Starting with the line that contains "Extract all readable text from this page.", set down each line through the end of the entries below, exactly and with nothing added.

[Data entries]
** Start **
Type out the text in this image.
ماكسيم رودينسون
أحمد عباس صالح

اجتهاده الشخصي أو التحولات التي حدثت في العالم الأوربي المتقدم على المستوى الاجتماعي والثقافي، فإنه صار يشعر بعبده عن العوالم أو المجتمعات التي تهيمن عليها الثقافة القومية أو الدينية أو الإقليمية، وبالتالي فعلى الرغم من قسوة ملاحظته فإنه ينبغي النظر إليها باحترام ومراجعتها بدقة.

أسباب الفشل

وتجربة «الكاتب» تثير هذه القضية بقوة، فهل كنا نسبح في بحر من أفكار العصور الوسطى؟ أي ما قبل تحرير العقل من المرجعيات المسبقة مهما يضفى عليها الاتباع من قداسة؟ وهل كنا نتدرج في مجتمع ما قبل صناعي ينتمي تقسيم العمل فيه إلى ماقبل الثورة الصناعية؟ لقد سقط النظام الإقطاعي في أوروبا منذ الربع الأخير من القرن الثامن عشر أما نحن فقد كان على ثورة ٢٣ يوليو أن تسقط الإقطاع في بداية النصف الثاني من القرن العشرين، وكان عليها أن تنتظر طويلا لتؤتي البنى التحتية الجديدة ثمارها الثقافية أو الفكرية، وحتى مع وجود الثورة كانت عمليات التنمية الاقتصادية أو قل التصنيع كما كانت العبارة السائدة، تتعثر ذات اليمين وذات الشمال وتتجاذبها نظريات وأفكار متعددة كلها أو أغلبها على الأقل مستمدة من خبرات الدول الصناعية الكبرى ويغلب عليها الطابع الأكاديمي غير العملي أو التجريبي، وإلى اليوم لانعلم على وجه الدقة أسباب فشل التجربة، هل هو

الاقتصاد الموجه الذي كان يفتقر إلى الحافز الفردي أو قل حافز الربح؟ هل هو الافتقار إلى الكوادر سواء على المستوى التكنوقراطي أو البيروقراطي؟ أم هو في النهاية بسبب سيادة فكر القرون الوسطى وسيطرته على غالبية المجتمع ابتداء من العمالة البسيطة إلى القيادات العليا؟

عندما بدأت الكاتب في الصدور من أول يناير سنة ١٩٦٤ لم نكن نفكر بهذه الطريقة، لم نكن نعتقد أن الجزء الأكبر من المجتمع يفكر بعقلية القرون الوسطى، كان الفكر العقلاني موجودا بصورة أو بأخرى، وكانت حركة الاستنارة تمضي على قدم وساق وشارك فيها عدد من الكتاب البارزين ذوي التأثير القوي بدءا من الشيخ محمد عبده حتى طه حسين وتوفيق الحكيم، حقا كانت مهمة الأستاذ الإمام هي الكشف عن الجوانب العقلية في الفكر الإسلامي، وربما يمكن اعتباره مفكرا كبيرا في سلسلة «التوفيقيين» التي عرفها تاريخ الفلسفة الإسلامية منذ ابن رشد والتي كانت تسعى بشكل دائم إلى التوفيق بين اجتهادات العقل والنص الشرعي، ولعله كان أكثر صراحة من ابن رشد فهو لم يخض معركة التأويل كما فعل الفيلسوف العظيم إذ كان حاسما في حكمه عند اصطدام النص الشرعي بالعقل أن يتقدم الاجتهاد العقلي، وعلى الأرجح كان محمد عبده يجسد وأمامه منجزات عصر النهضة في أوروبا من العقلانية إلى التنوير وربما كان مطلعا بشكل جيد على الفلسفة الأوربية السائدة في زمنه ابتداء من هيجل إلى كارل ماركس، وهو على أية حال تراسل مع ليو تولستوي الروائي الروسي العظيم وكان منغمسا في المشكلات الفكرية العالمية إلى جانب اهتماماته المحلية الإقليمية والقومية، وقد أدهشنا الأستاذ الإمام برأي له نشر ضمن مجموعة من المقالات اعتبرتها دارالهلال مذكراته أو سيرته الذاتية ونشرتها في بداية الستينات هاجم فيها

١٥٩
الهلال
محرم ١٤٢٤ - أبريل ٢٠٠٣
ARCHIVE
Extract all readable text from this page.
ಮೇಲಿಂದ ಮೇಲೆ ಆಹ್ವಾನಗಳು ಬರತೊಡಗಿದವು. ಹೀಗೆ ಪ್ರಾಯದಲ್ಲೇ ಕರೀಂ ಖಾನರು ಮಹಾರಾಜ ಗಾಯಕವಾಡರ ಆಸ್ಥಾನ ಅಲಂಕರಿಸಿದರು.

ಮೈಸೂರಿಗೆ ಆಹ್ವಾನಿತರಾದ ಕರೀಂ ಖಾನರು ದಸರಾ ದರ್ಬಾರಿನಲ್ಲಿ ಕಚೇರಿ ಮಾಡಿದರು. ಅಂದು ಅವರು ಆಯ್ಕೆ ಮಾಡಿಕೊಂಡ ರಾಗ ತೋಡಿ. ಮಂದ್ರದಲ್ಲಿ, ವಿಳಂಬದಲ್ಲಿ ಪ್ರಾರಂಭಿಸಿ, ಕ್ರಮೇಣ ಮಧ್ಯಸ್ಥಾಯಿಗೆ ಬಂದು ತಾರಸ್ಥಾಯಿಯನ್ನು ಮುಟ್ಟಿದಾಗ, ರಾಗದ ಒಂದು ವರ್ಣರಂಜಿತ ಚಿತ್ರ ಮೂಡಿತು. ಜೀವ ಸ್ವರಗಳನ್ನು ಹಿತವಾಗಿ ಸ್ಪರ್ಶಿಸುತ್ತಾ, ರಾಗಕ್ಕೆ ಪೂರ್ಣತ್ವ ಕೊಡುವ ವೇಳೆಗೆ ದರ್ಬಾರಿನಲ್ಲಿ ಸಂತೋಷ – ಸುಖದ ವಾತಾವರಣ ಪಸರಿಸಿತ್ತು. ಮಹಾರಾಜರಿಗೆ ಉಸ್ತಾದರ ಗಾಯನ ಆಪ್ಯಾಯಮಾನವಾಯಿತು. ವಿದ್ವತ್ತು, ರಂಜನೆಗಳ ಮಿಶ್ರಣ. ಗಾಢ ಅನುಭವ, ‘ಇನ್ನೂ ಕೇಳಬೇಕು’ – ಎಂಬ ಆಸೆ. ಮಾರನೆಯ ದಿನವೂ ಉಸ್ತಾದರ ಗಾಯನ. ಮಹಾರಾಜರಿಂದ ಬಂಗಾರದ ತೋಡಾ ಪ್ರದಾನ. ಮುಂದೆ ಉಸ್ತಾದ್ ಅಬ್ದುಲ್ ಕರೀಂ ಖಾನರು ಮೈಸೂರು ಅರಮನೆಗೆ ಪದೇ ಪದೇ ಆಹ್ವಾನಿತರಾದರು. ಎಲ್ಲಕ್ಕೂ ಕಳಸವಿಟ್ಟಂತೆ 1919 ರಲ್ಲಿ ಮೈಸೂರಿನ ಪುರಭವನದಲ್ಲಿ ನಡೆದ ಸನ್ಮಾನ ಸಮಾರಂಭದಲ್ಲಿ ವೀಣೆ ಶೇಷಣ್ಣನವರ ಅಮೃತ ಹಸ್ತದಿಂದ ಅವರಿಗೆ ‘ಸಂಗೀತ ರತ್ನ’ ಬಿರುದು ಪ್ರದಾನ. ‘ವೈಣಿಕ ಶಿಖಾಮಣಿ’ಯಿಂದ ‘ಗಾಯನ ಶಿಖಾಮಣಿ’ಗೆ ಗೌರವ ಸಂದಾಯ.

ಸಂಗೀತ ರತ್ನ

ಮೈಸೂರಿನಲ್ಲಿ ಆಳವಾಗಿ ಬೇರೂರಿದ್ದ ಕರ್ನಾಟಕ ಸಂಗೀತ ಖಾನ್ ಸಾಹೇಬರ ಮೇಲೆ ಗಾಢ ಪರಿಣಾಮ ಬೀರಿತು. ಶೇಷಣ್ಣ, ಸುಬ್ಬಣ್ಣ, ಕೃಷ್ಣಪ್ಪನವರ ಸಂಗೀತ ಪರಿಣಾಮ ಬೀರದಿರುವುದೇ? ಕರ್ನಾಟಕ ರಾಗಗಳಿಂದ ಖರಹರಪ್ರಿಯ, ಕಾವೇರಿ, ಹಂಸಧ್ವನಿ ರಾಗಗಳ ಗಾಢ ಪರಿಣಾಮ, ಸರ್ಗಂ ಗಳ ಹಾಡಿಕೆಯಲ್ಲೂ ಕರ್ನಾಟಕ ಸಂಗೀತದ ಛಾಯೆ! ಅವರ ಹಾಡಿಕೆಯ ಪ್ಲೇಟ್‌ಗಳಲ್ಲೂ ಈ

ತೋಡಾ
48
** End **
_SOLUTION FOR THIS TASK_:
Extract all readable text from this page.
ಮೇಲಿಂದ ಮೇಲೆ ಆಹ್ವಾನಗಳು ಬರತೊಡಗಿದವು. ಹೀಗೆ ಪ್ರಾಯದಲ್ಲೇ ಕರೀಂ ಖಾನರು ಮಹಾರಾಜ ಗಾಯಕವಾಡರ ಆಸ್ಥಾನ ಅಲಂಕರಿಸಿದರು.

ಮೈಸೂರಿಗೆ ಆಹ್ವಾನಿತರಾದ ಕರೀಂ ಖಾನರು ದಸರಾ ದರ್ಬಾರಿನಲ್ಲಿ ಕಚೇರಿ ಮಾಡಿದರು. ಅಂದು ಅವರು ಆಯ್ಕೆ ಮಾಡಿಕೊಂಡ ರಾಗ ತೋಡಿ. ಮಂದ್ರದಲ್ಲಿ, ವಿಳಂಬದಲ್ಲಿ ಪ್ರಾರಂಭಿಸಿ, ಕ್ರಮೇಣ ಮಧ್ಯಸ್ಥಾಯಿಗೆ ಬಂದು ತಾರಸ್ಥಾಯಿಯನ್ನು ಮುಟ್ಟಿದಾಗ, ರಾಗದ ಒಂದು ವರ್ಣರಂಜಿತ ಚಿತ್ರ ಮೂಡಿತು. ಜೀವ ಸ್ವರಗಳನ್ನು ಹಿತವಾಗಿ ಸ್ಪರ್ಶಿಸುತ್ತಾ, ರಾಗಕ್ಕೆ ಪೂರ್ಣತ್ವ ಕೊಡುವ ವೇಳೆಗೆ ದರ್ಬಾರಿನಲ್ಲಿ ಸಂತೋಷ – ಸುಖದ ವಾತಾವರಣ ಪಸರಿಸಿತ್ತು. ಮಹಾರಾಜರಿಗೆ ಉಸ್ತಾದರ ಗಾಯನ ಆಪ್ಯಾಯಮಾನವಾಯಿತು. ವಿದ್ವತ್ತು, ರಂಜನೆಗಳ ಮಿಶ್ರಣ. ಗಾಢ ಅನುಭವ, ‘ಇನ್ನೂ ಕೇಳಬೇಕು’ – ಎಂಬ ಆಸೆ. ಮಾರನೆಯ ದಿನವೂ ಉಸ್ತಾದರ ಗಾಯನ. ಮಹಾರಾಜರಿಂದ ಬಂಗಾರದ ತೋಡಾ ಪ್ರದಾನ. ಮುಂದೆ ಉಸ್ತಾದ್ ಅಬ್ದುಲ್ ಕರೀಂ ಖಾನರು ಮೈಸೂರು ಅರಮನೆಗೆ ಪದೇ ಪದೇ ಆಹ್ವಾನಿತರಾದರು. ಎಲ್ಲಕ್ಕೂ ಕಳಸವಿಟ್ಟಂತೆ 1919 ರಲ್ಲಿ ಮೈಸೂರಿನ ಪುರಭವನದಲ್ಲಿ ನಡೆದ ಸನ್ಮಾನ ಸಮಾರಂಭದಲ್ಲಿ ವೀಣೆ ಶೇಷಣ್ಣನವರ ಅಮೃತ ಹಸ್ತದಿಂದ ಅವರಿಗೆ ‘ಸಂಗೀತ ರತ್ನ’ ಬಿರುದು ಪ್ರದಾನ. ‘ವೈಣಿಕ ಶಿಖಾಮಣಿ’ಯಿಂದ ‘ಗಾಯನ ಶಿಖಾಮಣಿ’ಗೆ ಗೌರವ ಸಂದಾಯ.

ಸಂಗೀತ ರತ್ನ

ಮೈಸೂರಿನಲ್ಲಿ ಆಳವಾಗಿ ಬೇರೂರಿದ್ದ ಕರ್ನಾಟಕ ಸಂಗೀತ ಖಾನ್ ಸಾಹೇಬರ ಮೇಲೆ ಗಾಢ ಪರಿಣಾಮ ಬೀರಿತು. ಶೇಷಣ್ಣ, ಸುಬ್ಬಣ್ಣ, ಕೃಷ್ಣಪ್ಪನವರ ಸಂಗೀತ ಪರಿಣಾಮ ಬೀರದಿರುವುದೇ? ಕರ್ನಾಟಕ ರಾಗಗಳಿಂದ ಖರಹರಪ್ರಿಯ, ಕಾವೇರಿ, ಹಂಸಧ್ವನಿ ರಾಗಗಳ ಗಾಢ ಪರಿಣಾಮ, ಸರ್ಗಂ ಗಳ ಹಾಡಿಕೆಯಲ್ಲೂ ಕರ್ನಾಟಕ ಸಂಗೀತದ ಛಾಯೆ! ಅವರ ಹಾಡಿಕೆಯ ಪ್ಲೇಟ್‌ಗಳಲ್ಲೂ ಈ

ತೋಡಾ
48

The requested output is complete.